TEXT SHOWN>
Search Unity

Potential consequences when using texture atlasing and very large textures on mobile?

Discussion in 'General Graphics' started by hungrybelome, Aug 19, 2019.

  1. hungrybelome

    hungrybelome

    Joined:
    Dec 31, 2014
    Posts:
    336
    Hi, right now I am using 8k texture atlases to atlas 64 different 1k texture meshes. I'm targeting mobile. While this reduces my Set Pass count to 1, I'm wondering about what any downsides might be.

    For example, how does mip map selection work for when the mesh uses such a small portion of the texture atlas? And how does using such a large source atlas texture affect texture caches in the GPU? I've read that using too large of a texture relative to mesh size results in a lot of GPU cache misses, but this is an area I don't really understand.

    Similarly, I've read that using a larger texture with greater compression is better than a smaller texture with lower compression. So if the 'appropriate' texture size for a mesh is 1k and ASTC4x4, I can use a 2k texture with ASTC8x8 to get the same memory footprint, with supposedly better imagine quality. But are there any considerable performance hits when doing so? Again, targeting modern mobile devices (late 2016 and newer, OpenGL ES 3.2).

    Thanks!
     
  2. bgolus

    bgolus

    Joined:
    Dec 7, 2012
    Posts:
    12,352
    A single scene using a single 8k texture vs 64 1k textures where all textures are in use at the same time ... there’s not a huge difference.

    Multiple 1k textures means more granular loading & unloading is possible via manual asset management. With texture mip streaming it’s possible for less memory to be used by the GPU. But if all textures are in view and you’re android focused, neither of those matter too much.

ENTRIES PROVIDED>
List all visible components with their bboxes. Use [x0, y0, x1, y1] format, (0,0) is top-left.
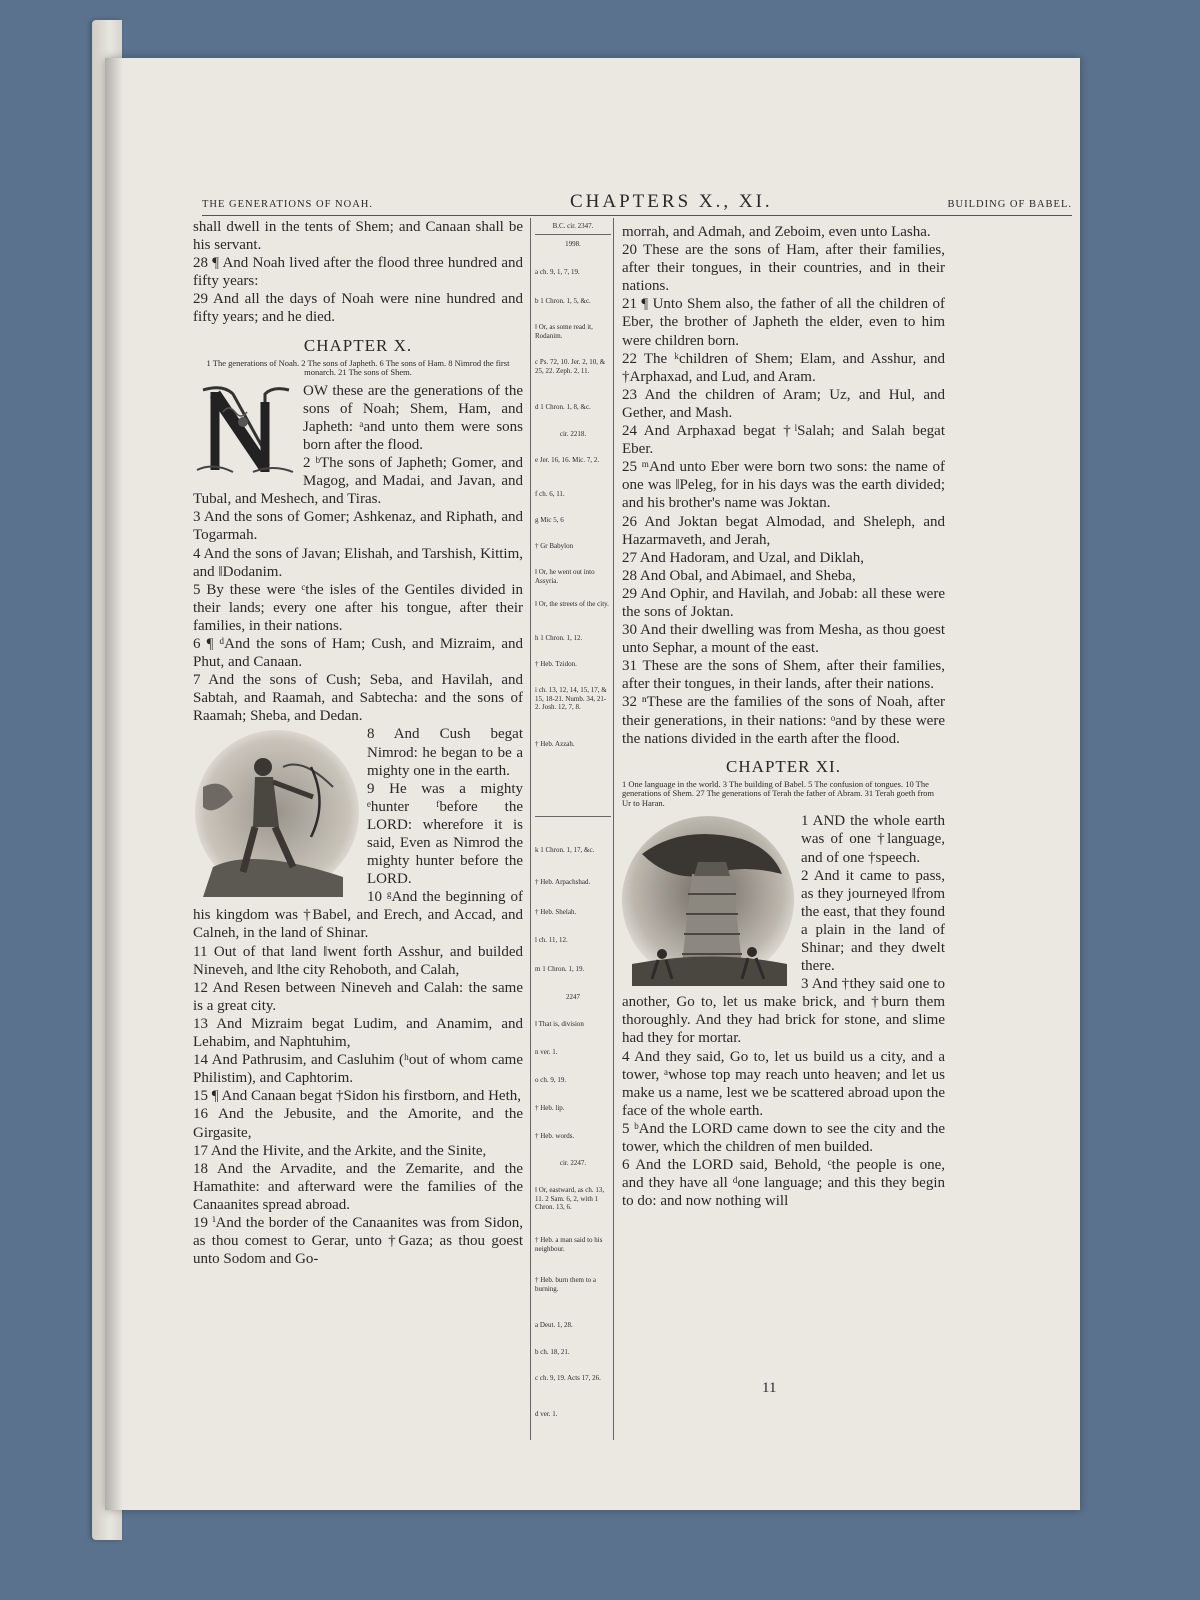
margin-note: l ch. 11, 12.: [535, 936, 568, 944]
page-number: 11: [762, 1380, 777, 1396]
header-center: CHAPTERS X., XI.: [570, 191, 773, 212]
header-right: BUILDING OF BABEL.: [947, 199, 1072, 210]
verse: 22 The ᵏchildren of Shem; Elam, and Asshur, and †Arphaxad, and Lud, and Aram.: [622, 350, 945, 385]
margin-note: ‖ Or, as some read it, Rodanim.: [535, 323, 593, 340]
verse: 20 These are the sons of Ham, after their families, after their tongues, in their countries, and in their nations.: [622, 242, 945, 295]
verse: 27 And Hadoram, and Uzal, and Diklah,: [622, 549, 865, 566]
margin-note: n ver. 1.: [535, 1048, 558, 1056]
margin-rule: [535, 816, 611, 817]
verse: 1 AND the whole earth was of one †language, and of one †speech.: [801, 813, 945, 866]
margin-note: † Gr Babylon: [535, 542, 574, 550]
verse: 15 ¶ And Canaan begat †Sidon his firstborn, and Heth,: [193, 1088, 522, 1105]
page-gutter-shadow: [105, 58, 123, 1510]
verse: 32 ⁿThese are the families of the sons of Noah, after their generations, in their nations: ᵒand by these were the nations divided in the earth after the flood.: [622, 694, 945, 747]
margin-note: cir. 2218.: [559, 430, 587, 438]
verse: OW these are the generations of the sons of Noah; Shem, Ham, and Japheth: ᵃand unto them were sons born after the flood.: [303, 382, 523, 453]
verse: 18 And the Arvadite, and the Zemarite, and the Hamathite: and afterward were the families of the Canaanites spread abroad.: [193, 1160, 523, 1213]
margin-note: g Mic 5, 6: [535, 516, 564, 524]
verse: 23 And the children of Aram; Uz, and Hul, and Gether, and Mash.: [622, 386, 945, 421]
verse: 9 He was a mighty ᵉhunter ᶠbefore the LORD: wherefore it is said, Even as Nimrod the mighty hunter before the LORD.: [367, 780, 523, 888]
margin-note: k 1 Chron. 1, 17, &c.: [535, 846, 595, 854]
verse: 26 And Joktan begat Almodad, and Sheleph, and Hazarmaveth, and Jerah,: [622, 513, 945, 548]
drop-cap-illustration: [193, 382, 297, 478]
verse: 3 And the sons of Gomer; Ashkenaz, and Riphath, and Togarmah.: [193, 509, 523, 544]
margin-note: d ver. 1.: [535, 1410, 558, 1418]
verse: 13 And Mizraim begat Ludim, and Anamim, and Lehabim, and Naphtuhim,: [193, 1015, 523, 1051]
verse: 25 ᵐAnd unto Eber were born two sons: the name of one was ‖Peleg, for in his days was the earth divided; and his brother's name was Joktan.: [622, 459, 945, 512]
verse: 28 And Obal, and Abimael, and Sheba,: [622, 567, 856, 584]
tower-of-babel-engraving: [622, 814, 795, 986]
margin-rule: [535, 234, 611, 235]
right-column: [622, 223, 945, 1210]
margin-note: † Heb. Arpachshad.: [535, 878, 591, 886]
verse: morrah, and Admah, and Zeboim, even unto Lasha.: [622, 224, 931, 240]
verse: 7 And the sons of Cush; Seba, and Havilah, and Sabtah, and Raamah, and Sabtecha: and the sons of Raamah; Sheba, and Dedan.: [193, 672, 523, 725]
margin-note: b ch. 18, 21.: [535, 1348, 570, 1356]
verse: shall dwell in the tents of Shem; and Canaan shall be his servant.: [193, 219, 523, 254]
header-left: THE GENERATIONS OF NOAH.: [202, 199, 373, 210]
verse: 17 And the Hivite, and the Arkite, and the Sinite,: [193, 1142, 487, 1159]
margin-note: h 1 Chron. 1, 12.: [535, 634, 583, 642]
margin-note: ‖ Or, the streets of the city.: [535, 600, 609, 608]
verse: 5 By these were ᶜthe isles of the Gentiles divided in their lands; every one after his tongue, after their families, in their nations.: [193, 581, 523, 634]
margin-note: ‖ That is, division: [535, 1020, 584, 1028]
verse: 28 ¶ And Noah lived after the flood three hundred and fifty years:: [193, 255, 523, 290]
margin-note: † Heb. Shelah.: [535, 908, 577, 916]
margin-note: o ch. 9, 19.: [535, 1076, 567, 1084]
margin-note: B.C. cir. 2347.: [552, 222, 594, 230]
verse: 29 And all the days of Noah were nine hundred and fifty years; and he died.: [193, 291, 523, 326]
center-reference-column: [530, 218, 614, 1440]
verse: 14 And Pathrusim, and Casluhim (ʰout of whom came Philistim), and Caphtorim.: [193, 1052, 523, 1087]
margin-note: † Heb. Azzah.: [535, 740, 575, 748]
verse: 4 And they said, Go to, let us build us a city, and a tower, ᵃwhose top may reach unto heaven; and let us make us a name, lest we be scattered abroad upon the face of the whole earth.: [622, 1048, 945, 1119]
margin-note: b 1 Chron. 1, 5, &c.: [535, 297, 591, 305]
verse: 29 And Ophir, and Havilah, and Jobab: all these were the sons of Joktan.: [622, 585, 945, 620]
book-page: [105, 58, 1080, 1510]
verse: 30 And their dwelling was from Mesha, as thou goest unto Sephar, a mount of the east.: [622, 622, 945, 657]
verse: 6 And the LORD said, Behold, ᶜthe people is one, and they have all ᵈone language; and this they begin to do: and now nothing will: [622, 1157, 945, 1210]
verse: 10 ᵍAnd the beginning of his kingdom was †Babel, and Erech, and Accad, and Calneh, in the land of Shinar.: [193, 889, 523, 942]
verse: 4 And the sons of Javan; Elishah, and Tarshish, Kittim, and ‖Dodanim.: [193, 545, 523, 580]
margin-note: a Deut. 1, 28.: [535, 1321, 573, 1329]
margin-note: m 1 Chron. 1, 19.: [535, 965, 585, 973]
chapter-heading: CHAPTER XI.: [726, 756, 841, 776]
verse: 31 These are the sons of Shem, after their families, after their tongues, in their lands, after their nations.: [622, 658, 945, 693]
verse: 5 ᵇAnd the LORD came down to see the city and the tower, which the children of men builded.: [622, 1120, 945, 1155]
margin-note: a ch. 9, 1, 7, 19.: [535, 268, 580, 276]
margin-note: i ch. 13, 12, 14, 15, 17, & 15, 18-21. Numb. 34, 21-2. Josh. 12, 7, 8.: [535, 686, 607, 711]
verse: 16 And the Jebusite, and the Amorite, and the Girgasite,: [193, 1106, 523, 1141]
margin-note: † Heb. a man said to his neighbour.: [535, 1236, 603, 1253]
chapter-summary: 1 The generations of Noah. 2 The sons of Japheth. 6 The sons of Ham. 8 Nimrod the first monarch. 21 The sons of Shem.: [206, 357, 510, 378]
margin-note: † Heb. words.: [535, 1132, 575, 1140]
chapter-heading: CHAPTER X.: [303, 335, 413, 355]
margin-note: † Heb. Tzidon.: [535, 660, 577, 668]
verse: 3 And †they said one to another, Go to, let us make brick, and †burn them thoroughly. And they had brick for stone, and slime had they for mortar.: [622, 976, 945, 1047]
verse: 2 And it came to pass, as they journeyed ‖from the east, that they found a plain in the land of Shinar; and they dwelt there.: [801, 867, 945, 975]
margin-note: cir. 2247.: [559, 1159, 587, 1167]
verse: 8 And Cush begat Nimrod: he began to be a mighty one in the earth.: [367, 726, 523, 779]
margin-note: d 1 Chron. 1, 8, &c.: [535, 403, 591, 411]
verse: 6 ¶ ᵈAnd the sons of Ham; Cush, and Mizraim, and Phut, and Canaan.: [193, 635, 523, 671]
verse: 19 ⁱAnd the border of the Canaanites was from Sidon, as thou comest to Gerar, unto †Gaza; as thou goest unto Sodom and Go-: [193, 1214, 523, 1268]
verse: 11 Out of that land ‖went forth Asshur, and builded Nineveh, and ‖the city Rehoboth, and Calah,: [193, 943, 523, 978]
margin-note: ‖ Or, eastward, as ch. 13, 11. 2 Sam. 6, 2, with 1 Chron. 13, 6.: [535, 1186, 605, 1211]
chapter-summary: 1 One language in the world. 3 The building of Babel. 5 The confusion of tongues. 10 The generations of Shem. 27 The generations of Terah the father of Abram. 31 Terah goeth from Ur to Haran.: [622, 778, 935, 808]
verse: 21 ¶ Unto Shem also, the father of all the children of Eber, the brother of Japheth the elder, even to him were children born.: [622, 296, 945, 349]
margin-note: 1998.: [565, 240, 581, 248]
verse: 12 And Resen between Nineveh and Calah: the same is a great city.: [193, 979, 523, 1014]
margin-note: † Heb. lip.: [535, 1104, 565, 1112]
margin-note: c Ps. 72, 10. Jer. 2, 10, & 25, 22. Zeph. 2, 11.: [535, 358, 606, 375]
left-column: [193, 218, 523, 1268]
running-header: [202, 186, 1072, 216]
margin-note: e Jer. 16, 16. Mic. 7, 2.: [535, 456, 600, 464]
margin-note: 2247: [566, 993, 580, 1001]
verse: 2 ᵇThe sons of Japheth; Gomer, and Magog, and Madai, and Javan, and Tubal, and Meshech, and Tiras.: [193, 455, 523, 508]
nimrod-hunter-engraving: [193, 727, 361, 897]
margin-note: f ch. 6, 11.: [535, 490, 565, 498]
margin-note: † Heb. burn them to a burning.: [535, 1276, 597, 1293]
margin-note: ‖ Or, he went out into Assyria.: [535, 568, 595, 585]
margin-note: c ch. 9, 19. Acts 17, 26.: [535, 1374, 601, 1382]
verse: 24 And Arphaxad begat †ˡSalah; and Salah begat Eber.: [622, 423, 945, 458]
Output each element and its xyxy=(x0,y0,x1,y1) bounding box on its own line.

REQUIRED WORK>
• a. From the texture atlasing thread, extract the part that opens with the words containing "1. hungrybelome" and closes with "don't really understand.".
• b. In the texture atlasing thread, what does the first poster say the 8k atlases reduce the Set Pass count to?

SOLVED PROBLEMS>
• a.
1. hungrybelome

    hungrybelome

    Joined:
    Dec 31, 2014
    Posts:
    336
    Hi, right now I am using 8k texture atlases to atlas 64 different 1k texture meshes. I'm targeting mobile. While this reduces my Set Pass count to 1, I'm wondering about what any downsides might be.

    For example, how does mip map selection work for when the mesh uses such a small portion of the texture atlas? And how does using such a large source atlas texture affect texture caches in the GPU? I've read that using too large of a texture relative to mesh size results in a lot of GPU cache misses, but this is an area I don't really understand.

• b. The 8k atlases reduce the Set Pass count to 1.